> Problem to work on:
Reproduce each line bearing the word "text".

Saved entries:
*-*-*

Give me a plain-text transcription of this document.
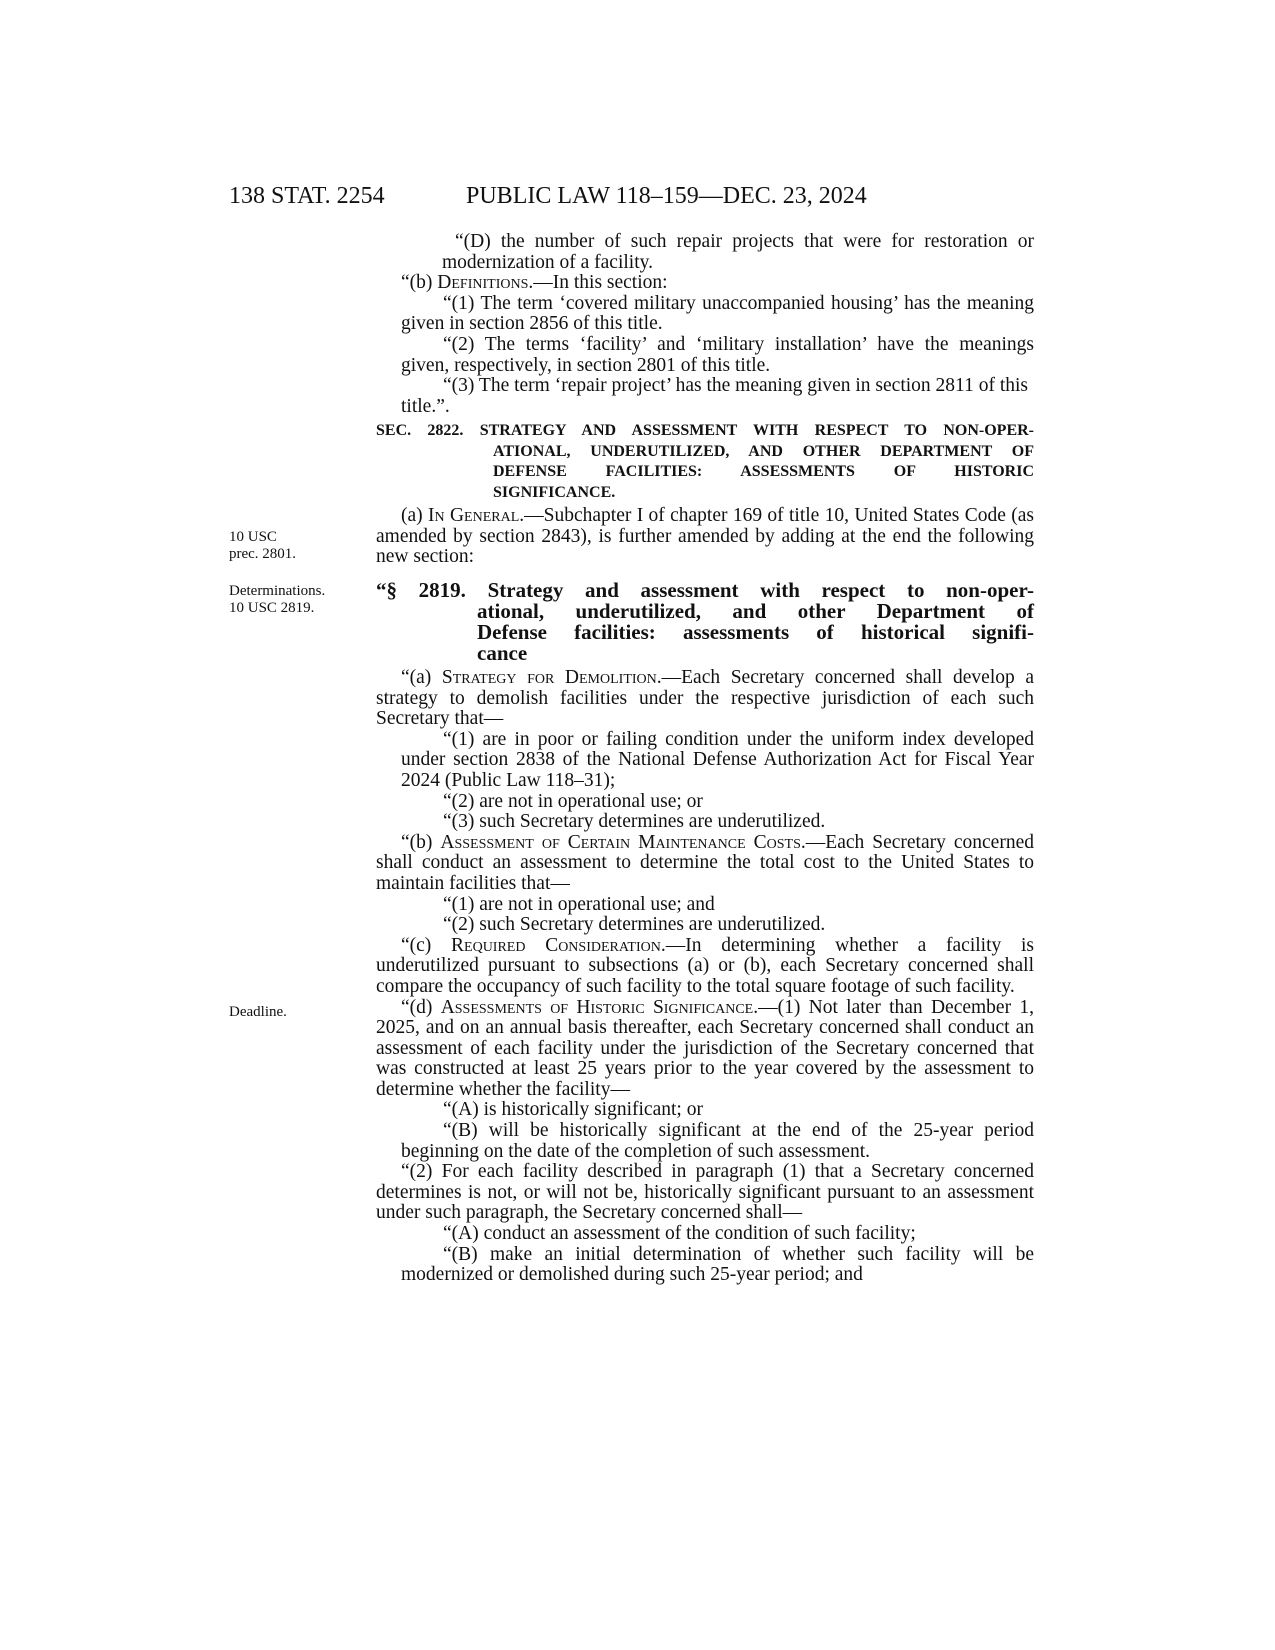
138 STAT. 2254	PUBLIC LAW 118–159—DEC. 23, 2024
10 USC
prec. 2801.
Determinations.
10 USC 2819.
Deadline.

“(D) the number of such repair projects that were for restoration or modernization of a facility.

“(b) Definitions.—In this section:

“(1) The term ‘covered military unaccompanied housing’ has the meaning given in section 2856 of this title.

“(2) The terms ‘facility’ and ‘military installation’ have the meanings given, respectively, in section 2801 of this title.

“(3) The term ‘repair project’ has the meaning given in section 2811 of this title.”.

SEC. 2822. STRATEGY AND ASSESSMENT WITH RESPECT TO NON-OPER-
ATIONAL, UNDERUTILIZED, AND OTHER DEPARTMENT OF
DEFENSE FACILITIES: ASSESSMENTS OF HISTORIC
SIGNIFICANCE.

(a) In General.—Subchapter I of chapter 169 of title 10, United States Code (as amended by section 2843), is further amended by adding at the end the following new section:

“§ 2819. Strategy and assessment with respect to non-oper-
ational, underutilized, and other Department of
Defense facilities: assessments of historical signifi-
cance

“(a) Strategy for Demolition.—Each Secretary concerned shall develop a strategy to demolish facilities under the respective jurisdiction of each such Secretary that—

“(1) are in poor or failing condition under the uniform index developed under section 2838 of the National Defense Authorization Act for Fiscal Year 2024 (Public Law 118–31);

“(2) are not in operational use; or

“(3) such Secretary determines are underutilized.

“(b) Assessment of Certain Maintenance Costs.—Each Secretary concerned shall conduct an assessment to determine the total cost to the United States to maintain facilities that—

“(1) are not in operational use; and

“(2) such Secretary determines are underutilized.

“(c) Required Consideration.—In determining whether a facility is underutilized pursuant to subsections (a) or (b), each Secretary concerned shall compare the occupancy of such facility to the total square footage of such facility.

“(d) Assessments of Historic Significance.—(1) Not later than December 1, 2025, and on an annual basis thereafter, each Secretary concerned shall conduct an assessment of each facility under the jurisdiction of the Secretary concerned that was constructed at least 25 years prior to the year covered by the assessment to determine whether the facility—

“(A) is historically significant; or

“(B) will be historically significant at the end of the 25-year period beginning on the date of the completion of such assessment.

“(2) For each facility described in paragraph (1) that a Secretary concerned determines is not, or will not be, historically significant pursuant to an assessment under such paragraph, the Secretary concerned shall—

“(A) conduct an assessment of the condition of such facility;

“(B) make an initial determination of whether such facility will be modernized or demolished during such 25-year period; and
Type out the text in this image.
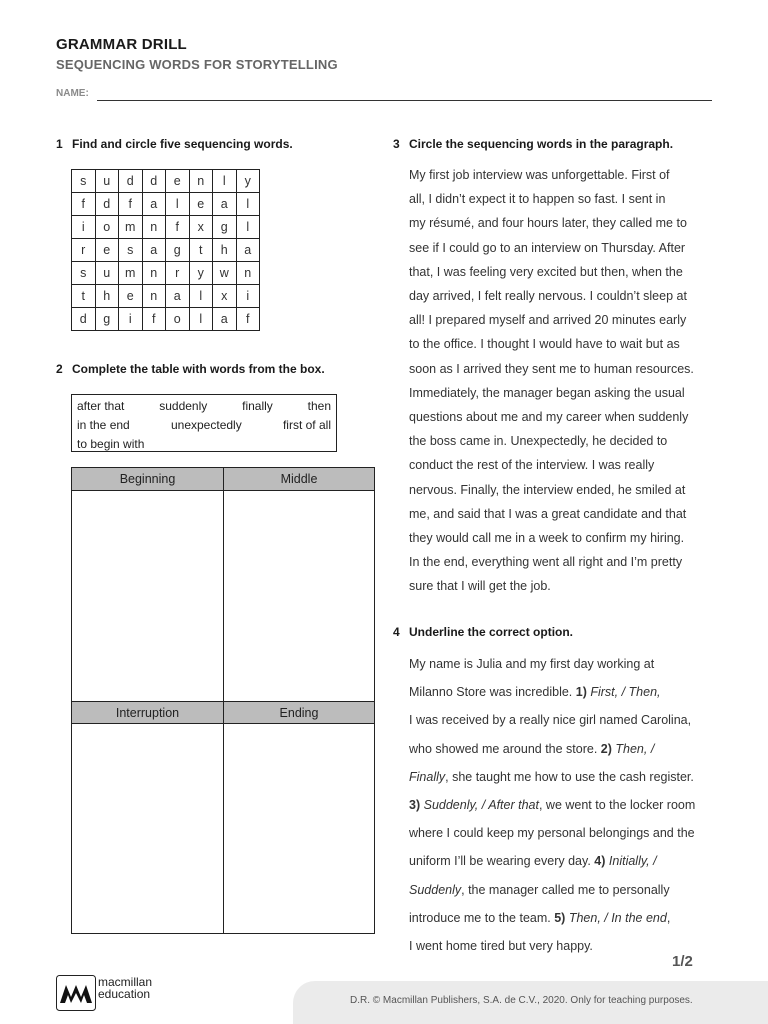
GRAMMAR DRILL
SEQUENCING WORDS FOR STORYTELLING
NAME:
1 Find and circle five sequencing words.
s	u	d	d	e	n	l	y
f	d	f	a	l	e	a	l
i	o	m	n	f	x	g	l
r	e	s	a	g	t	h	a
s	u	m	n	r	y	w	n
t	h	e	n	a	l	x	i
d	g	i	f	o	l	a	f
2 Complete the table with words from the box.
after that	suddenly	finally	then
in the end	unexpectedly	first of all
to begin with
Beginning	Middle
Interruption	Ending
3 Circle the sequencing words in the paragraph.
My first job interview was unforgettable. First of
all, I didn’t expect it to happen so fast. I sent in
my résumé, and four hours later, they called me to
see if I could go to an interview on Thursday. After
that, I was feeling very excited but then, when the
day arrived, I felt really nervous. I couldn’t sleep at
all! I prepared myself and arrived 20 minutes early
to the office. I thought I would have to wait but as
soon as I arrived they sent me to human resources.
Immediately, the manager began asking the usual
questions about me and my career when suddenly
the boss came in. Unexpectedly, he decided to
conduct the rest of the interview. I was really
nervous. Finally, the interview ended, he smiled at
me, and said that I was a great candidate and that
they would call me in a week to confirm my hiring.
In the end, everything went all right and I’m pretty
sure that I will get the job.
4 Underline the correct option.
My name is Julia and my first day working at
Milanno Store was incredible. 1) First, / Then,
I was received by a really nice girl named Carolina,
who showed me around the store. 2) Then, /
Finally, she taught me how to use the cash register.
3) Suddenly, / After that, we went to the locker room
where I could keep my personal belongings and the
uniform I’ll be wearing every day. 4) Initially, /
Suddenly, the manager called me to personally
introduce me to the team. 5) Then, / In the end,
I went home tired but very happy.
1/2
D.R. © Macmillan Publishers, S.A. de C.V., 2020. Only for teaching purposes.
macmillan
education
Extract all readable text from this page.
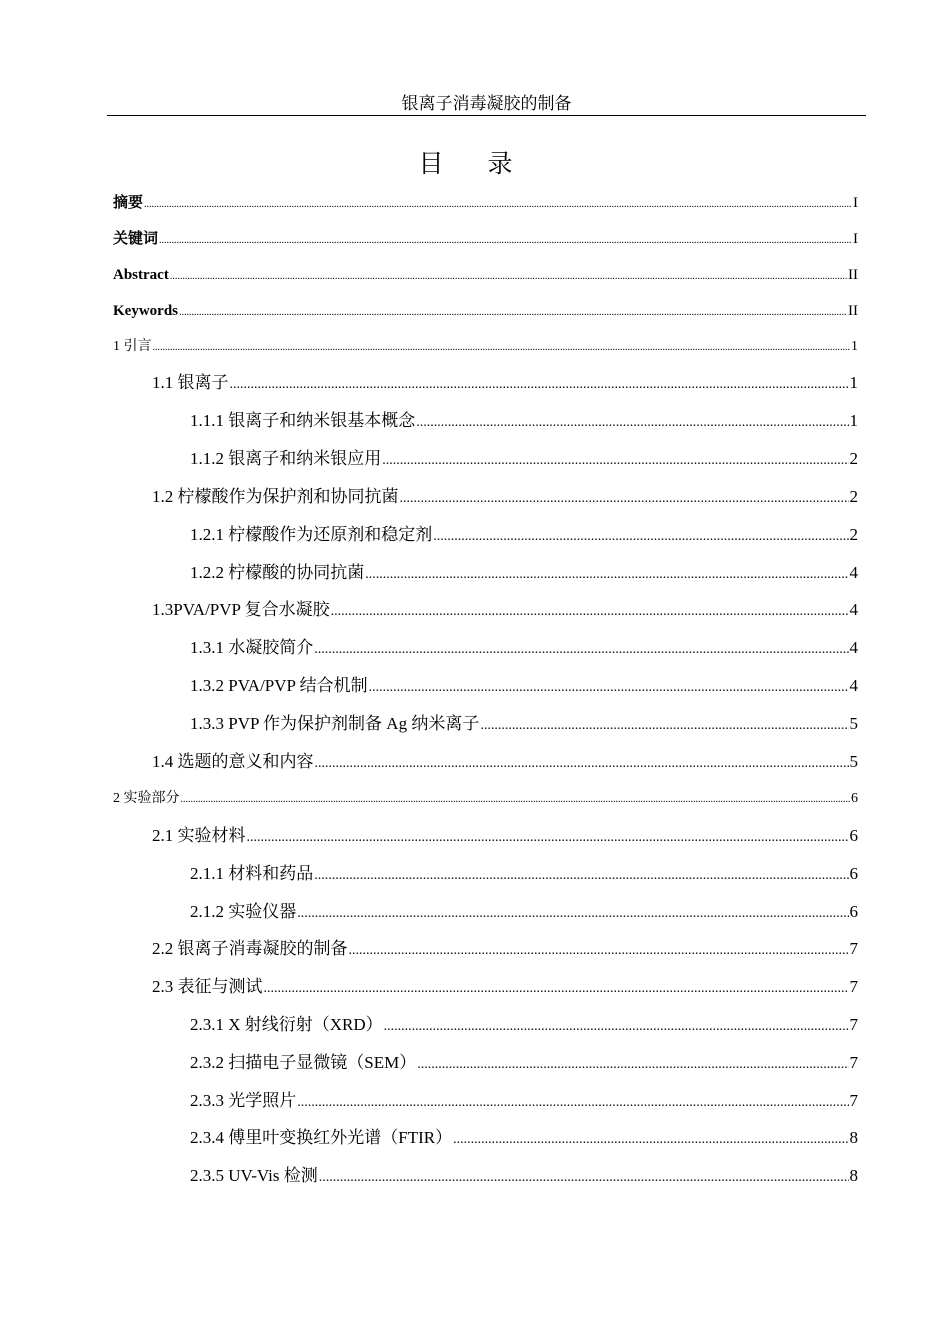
银离子消毒凝胶的制备
目录
摘要 .....	I
关键词 .....	I
Abstract .....	II
Keywords .....	II
1 引言 .....	1
1.1 银离子 .....	1
1.1.1 银离子和纳米银基本概念 .....	1
1.1.2 银离子和纳米银应用 .....	2
1.2 柠檬酸作为保护剂和协同抗菌 .....	2
1.2.1 柠檬酸作为还原剂和稳定剂 .....	2
1.2.2 柠檬酸的协同抗菌 .....	4
1.3PVA/PVP 复合水凝胶 .....	4
1.3.1 水凝胶简介 .....	4
1.3.2 PVA/PVP 结合机制 .....	4
1.3.3 PVP 作为保护剂制备 Ag 纳米离子 .....	5
1.4 选题的意义和内容 .....	5
2 实验部分 .....	6
2.1 实验材料 .....	6
2.1.1 材料和药品 .....	6
2.1.2 实验仪器 .....	6
2.2 银离子消毒凝胶的制备 .....	7
2.3 表征与测试 .....	7
2.3.1 X 射线衍射（XRD） .....	7
2.3.2 扫描电子显微镜（SEM） .....	7
2.3.3 光学照片 .....	7
2.3.4 傅里叶变换红外光谱（FTIR） .....	8
2.3.5 UV-Vis 检测 .....	8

*-*-*

> Solution for this exercise:
Give me a plain-text transcription of this document.
Type out the text in this image.
Extract all readable text from this page.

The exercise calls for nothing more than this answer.